CHALLENGE = Extract each line of the material that follows exactly and omit its pictures.

━━━━━ EXERCISE INPUT ━━━━━

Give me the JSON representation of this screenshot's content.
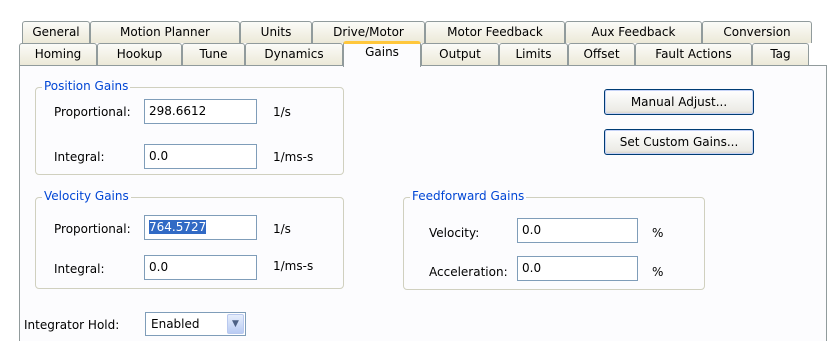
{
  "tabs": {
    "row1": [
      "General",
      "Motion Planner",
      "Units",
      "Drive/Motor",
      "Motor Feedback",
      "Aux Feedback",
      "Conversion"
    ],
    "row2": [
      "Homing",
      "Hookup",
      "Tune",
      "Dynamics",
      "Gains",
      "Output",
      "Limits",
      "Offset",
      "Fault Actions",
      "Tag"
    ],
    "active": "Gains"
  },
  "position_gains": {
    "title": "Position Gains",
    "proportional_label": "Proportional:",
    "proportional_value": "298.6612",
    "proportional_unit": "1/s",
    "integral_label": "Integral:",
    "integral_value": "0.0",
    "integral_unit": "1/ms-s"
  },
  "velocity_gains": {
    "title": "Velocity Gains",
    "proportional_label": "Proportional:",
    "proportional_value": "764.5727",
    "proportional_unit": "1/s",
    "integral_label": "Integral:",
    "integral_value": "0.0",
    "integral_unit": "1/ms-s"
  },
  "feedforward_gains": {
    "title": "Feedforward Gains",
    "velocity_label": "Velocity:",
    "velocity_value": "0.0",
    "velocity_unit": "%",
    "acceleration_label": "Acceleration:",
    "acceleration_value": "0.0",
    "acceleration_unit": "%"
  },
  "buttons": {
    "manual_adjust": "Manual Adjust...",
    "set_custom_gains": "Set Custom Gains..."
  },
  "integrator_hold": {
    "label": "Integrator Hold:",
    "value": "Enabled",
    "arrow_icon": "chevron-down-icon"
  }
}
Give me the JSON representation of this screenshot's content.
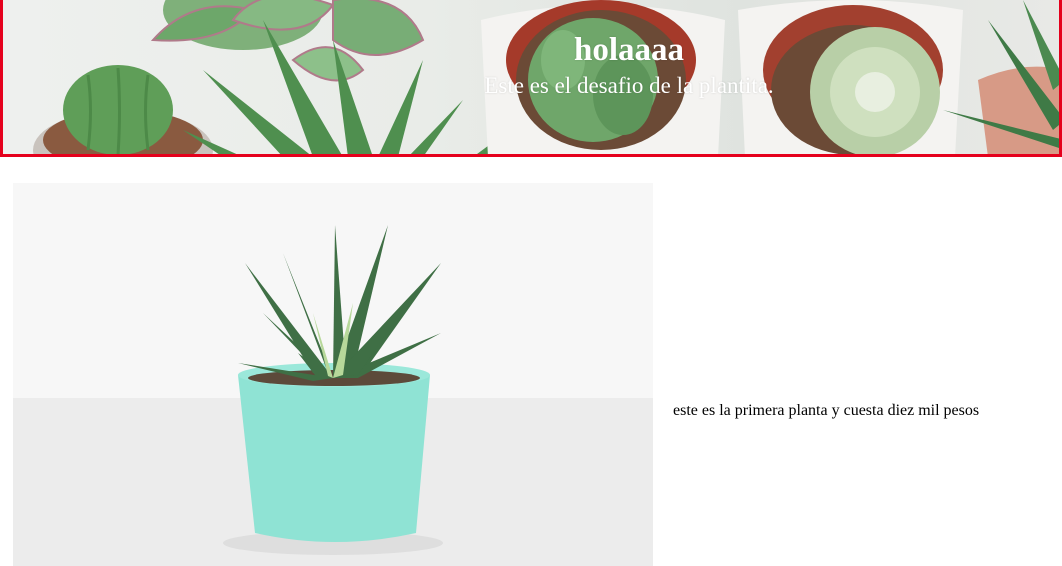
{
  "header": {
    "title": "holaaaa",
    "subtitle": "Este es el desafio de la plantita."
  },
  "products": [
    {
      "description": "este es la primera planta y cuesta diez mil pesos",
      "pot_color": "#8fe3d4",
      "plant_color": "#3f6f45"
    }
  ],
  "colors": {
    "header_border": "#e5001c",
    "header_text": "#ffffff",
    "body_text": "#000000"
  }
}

━━━━━

FINAL ANSWER =
Give me the JSON representation of this screenshot's content.
{
  "tabs": {
    "row1": [
      "General",
      "Motion Planner",
      "Units",
      "Drive/Motor",
      "Motor Feedback",
      "Aux Feedback",
      "Conversion"
    ],
    "row2": [
      "Homing",
      "Hookup",
      "Tune",
      "Dynamics",
      "Gains",
      "Output",
      "Limits",
      "Offset",
      "Fault Actions",
      "Tag"
    ],
    "active": "Gains"
  },
  "position_gains": {
    "title": "Position Gains",
    "proportional_label": "Proportional:",
    "proportional_value": "298.6612",
    "proportional_unit": "1/s",
    "integral_label": "Integral:",
    "integral_value": "0.0",
    "integral_unit": "1/ms-s"
  },
  "velocity_gains": {
    "title": "Velocity Gains",
    "proportional_label": "Proportional:",
    "proportional_value": "764.5727",
    "proportional_unit": "1/s",
    "integral_label": "Integral:",
    "integral_value": "0.0",
    "integral_unit": "1/ms-s"
  },
  "feedforward_gains": {
    "title": "Feedforward Gains",
    "velocity_label": "Velocity:",
    "velocity_value": "0.0",
    "velocity_unit": "%",
    "acceleration_label": "Acceleration:",
    "acceleration_value": "0.0",
    "acceleration_unit": "%"
  },
  "buttons": {
    "manual_adjust": "Manual Adjust...",
    "set_custom_gains": "Set Custom Gains..."
  },
  "integrator_hold": {
    "label": "Integrator Hold:",
    "value": "Enabled",
    "arrow_icon": "chevron-down-icon"
  }
}
Give me the JSON representation of this screenshot's content.
{
  "header": {
    "title": "holaaaa",
    "subtitle": "Este es el desafio de la plantita."
  },
  "products": [
    {
      "description": "este es la primera planta y cuesta diez mil pesos",
      "pot_color": "#8fe3d4",
      "plant_color": "#3f6f45"
    }
  ],
  "colors": {
    "header_border": "#e5001c",
    "header_text": "#ffffff",
    "body_text": "#000000"
  }
}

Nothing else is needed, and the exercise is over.